[begin LISTING]

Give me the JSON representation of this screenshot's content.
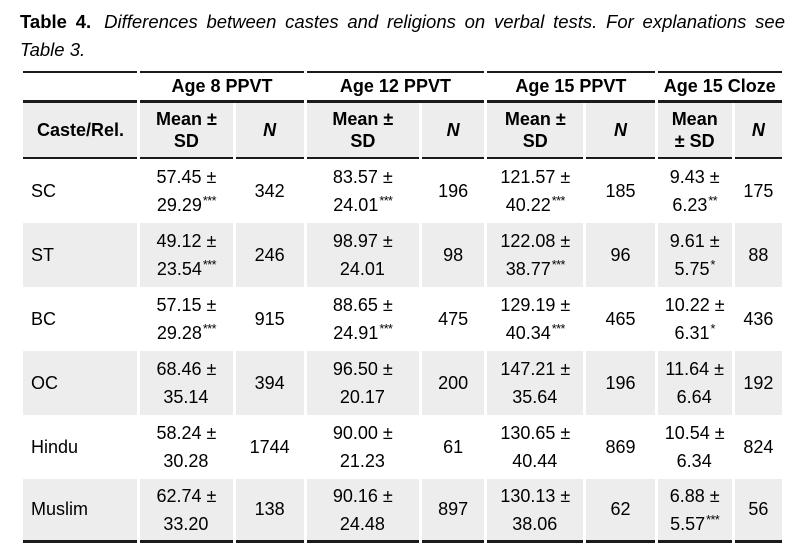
{
  "caption": {
    "label": "Table 4.",
    "text": "Differences between castes and religions on verbal tests. For explanations see Table 3."
  },
  "table": {
    "row_header": "Caste/Rel.",
    "groups": [
      {
        "label": "Age 8 PPVT",
        "mean_header": "Mean ±\nSD",
        "n_header": "N"
      },
      {
        "label": "Age 12 PPVT",
        "mean_header": "Mean ±\nSD",
        "n_header": "N"
      },
      {
        "label": "Age 15 PPVT",
        "mean_header": "Mean ±\nSD",
        "n_header": "N"
      },
      {
        "label": "Age 15 Cloze",
        "mean_header": "Mean\n± SD",
        "n_header": "N"
      }
    ],
    "rows": [
      {
        "caste": "SC",
        "cells": [
          {
            "mean": "57.45 ±",
            "sd": "29.29",
            "stars": "***",
            "n": "342"
          },
          {
            "mean": "83.57 ±",
            "sd": "24.01",
            "stars": "***",
            "n": "196"
          },
          {
            "mean": "121.57 ±",
            "sd": "40.22",
            "stars": "***",
            "n": "185"
          },
          {
            "mean": "9.43 ±",
            "sd": "6.23",
            "stars": "**",
            "n": "175"
          }
        ]
      },
      {
        "caste": "ST",
        "cells": [
          {
            "mean": "49.12 ±",
            "sd": "23.54",
            "stars": "***",
            "n": "246"
          },
          {
            "mean": "98.97 ±",
            "sd": "24.01",
            "stars": "",
            "n": "98"
          },
          {
            "mean": "122.08 ±",
            "sd": "38.77",
            "stars": "***",
            "n": "96"
          },
          {
            "mean": "9.61 ±",
            "sd": "5.75",
            "stars": "*",
            "n": "88"
          }
        ]
      },
      {
        "caste": "BC",
        "cells": [
          {
            "mean": "57.15 ±",
            "sd": "29.28",
            "stars": "***",
            "n": "915"
          },
          {
            "mean": "88.65 ±",
            "sd": "24.91",
            "stars": "***",
            "n": "475"
          },
          {
            "mean": "129.19 ±",
            "sd": "40.34",
            "stars": "***",
            "n": "465"
          },
          {
            "mean": "10.22 ±",
            "sd": "6.31",
            "stars": "*",
            "n": "436"
          }
        ]
      },
      {
        "caste": "OC",
        "cells": [
          {
            "mean": "68.46 ±",
            "sd": "35.14",
            "stars": "",
            "n": "394"
          },
          {
            "mean": "96.50 ±",
            "sd": "20.17",
            "stars": "",
            "n": "200"
          },
          {
            "mean": "147.21 ±",
            "sd": "35.64",
            "stars": "",
            "n": "196"
          },
          {
            "mean": "11.64 ±",
            "sd": "6.64",
            "stars": "",
            "n": "192"
          }
        ]
      },
      {
        "caste": "Hindu",
        "cells": [
          {
            "mean": "58.24 ±",
            "sd": "30.28",
            "stars": "",
            "n": "1744"
          },
          {
            "mean": "90.00 ±",
            "sd": "21.23",
            "stars": "",
            "n": "61"
          },
          {
            "mean": "130.65 ±",
            "sd": "40.44",
            "stars": "",
            "n": "869"
          },
          {
            "mean": "10.54 ±",
            "sd": "6.34",
            "stars": "",
            "n": "824"
          }
        ]
      },
      {
        "caste": "Muslim",
        "cells": [
          {
            "mean": "62.74 ±",
            "sd": "33.20",
            "stars": "",
            "n": "138"
          },
          {
            "mean": "90.16 ±",
            "sd": "24.48",
            "stars": "",
            "n": "897"
          },
          {
            "mean": "130.13 ±",
            "sd": "38.06",
            "stars": "",
            "n": "62"
          },
          {
            "mean": "6.88 ±",
            "sd": "5.57",
            "stars": "***",
            "n": "56"
          }
        ]
      }
    ]
  },
  "colors": {
    "row_shade": "#EDEDED",
    "rule_dark": "#1B1B1B"
  }
}
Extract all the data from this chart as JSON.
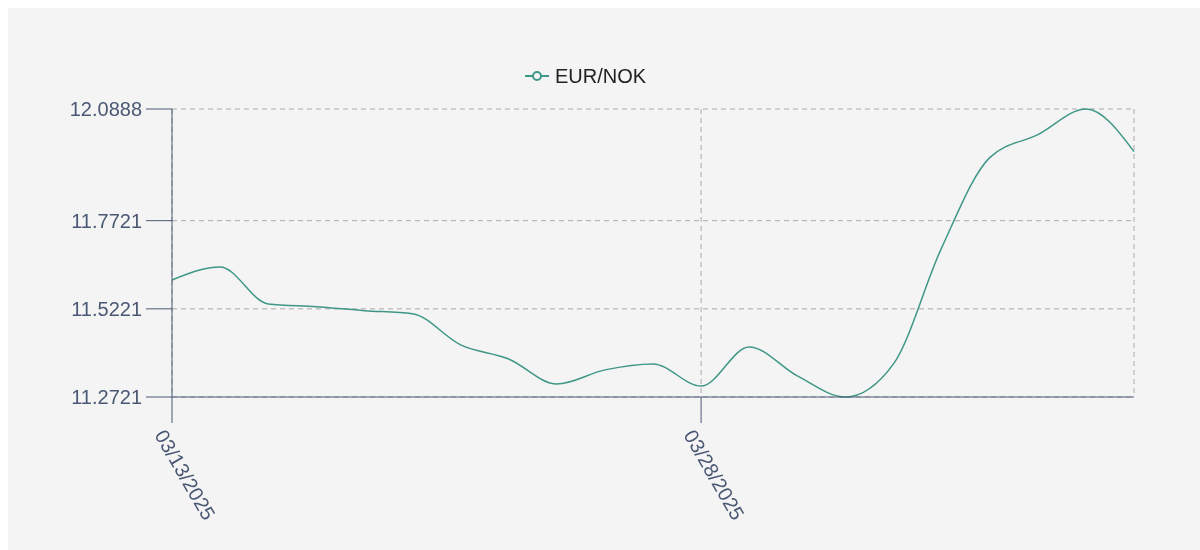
{
  "chart_data": {
    "type": "line",
    "categories": [
      "03/13/2025",
      null,
      null,
      null,
      null,
      null,
      null,
      null,
      null,
      null,
      null,
      "03/28/2025",
      null,
      null,
      null,
      null,
      null,
      null,
      null,
      null,
      null
    ],
    "series": [
      {
        "name": "EUR/NOK",
        "color": "#3f9786",
        "values": [
          11.604,
          11.641,
          11.536,
          11.528,
          11.517,
          11.508,
          11.42,
          11.38,
          11.309,
          11.349,
          11.366,
          11.303,
          11.414,
          11.332,
          11.2721,
          11.366,
          11.695,
          11.951,
          12.016,
          12.0888,
          11.968
        ]
      }
    ],
    "ylim": [
      11.2721,
      12.0888
    ],
    "yticks": [
      11.2721,
      11.5221,
      11.7721,
      12.0888
    ],
    "grid": true,
    "legend": "top",
    "marker": "none",
    "line_style": "solid"
  }
}
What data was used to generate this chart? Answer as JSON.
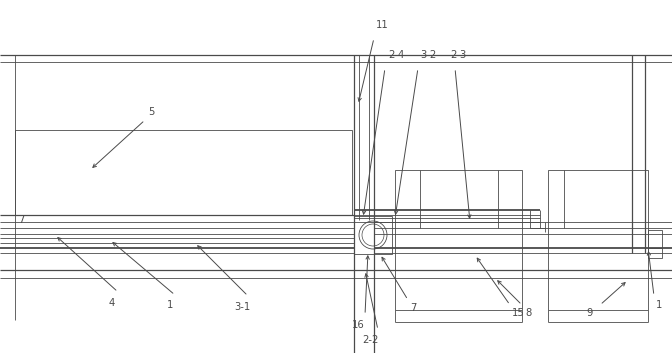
{
  "bg_color": "#ffffff",
  "lc": "#4a4a4a",
  "fig_width": 6.72,
  "fig_height": 3.53,
  "dpi": 100
}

[end LISTING]

● WHAT YOU ARE ASKED TO DO
With the pictures left out, please output each line from the one containing "What data was" through the end of the entries, exactly as it is.

● SOLVED PROBLEM
What data was used to generate this chart? Answer as JSON.
{
  "bg_color": "#ffffff",
  "lc": "#4a4a4a",
  "fig_width": 6.72,
  "fig_height": 3.53,
  "dpi": 100
}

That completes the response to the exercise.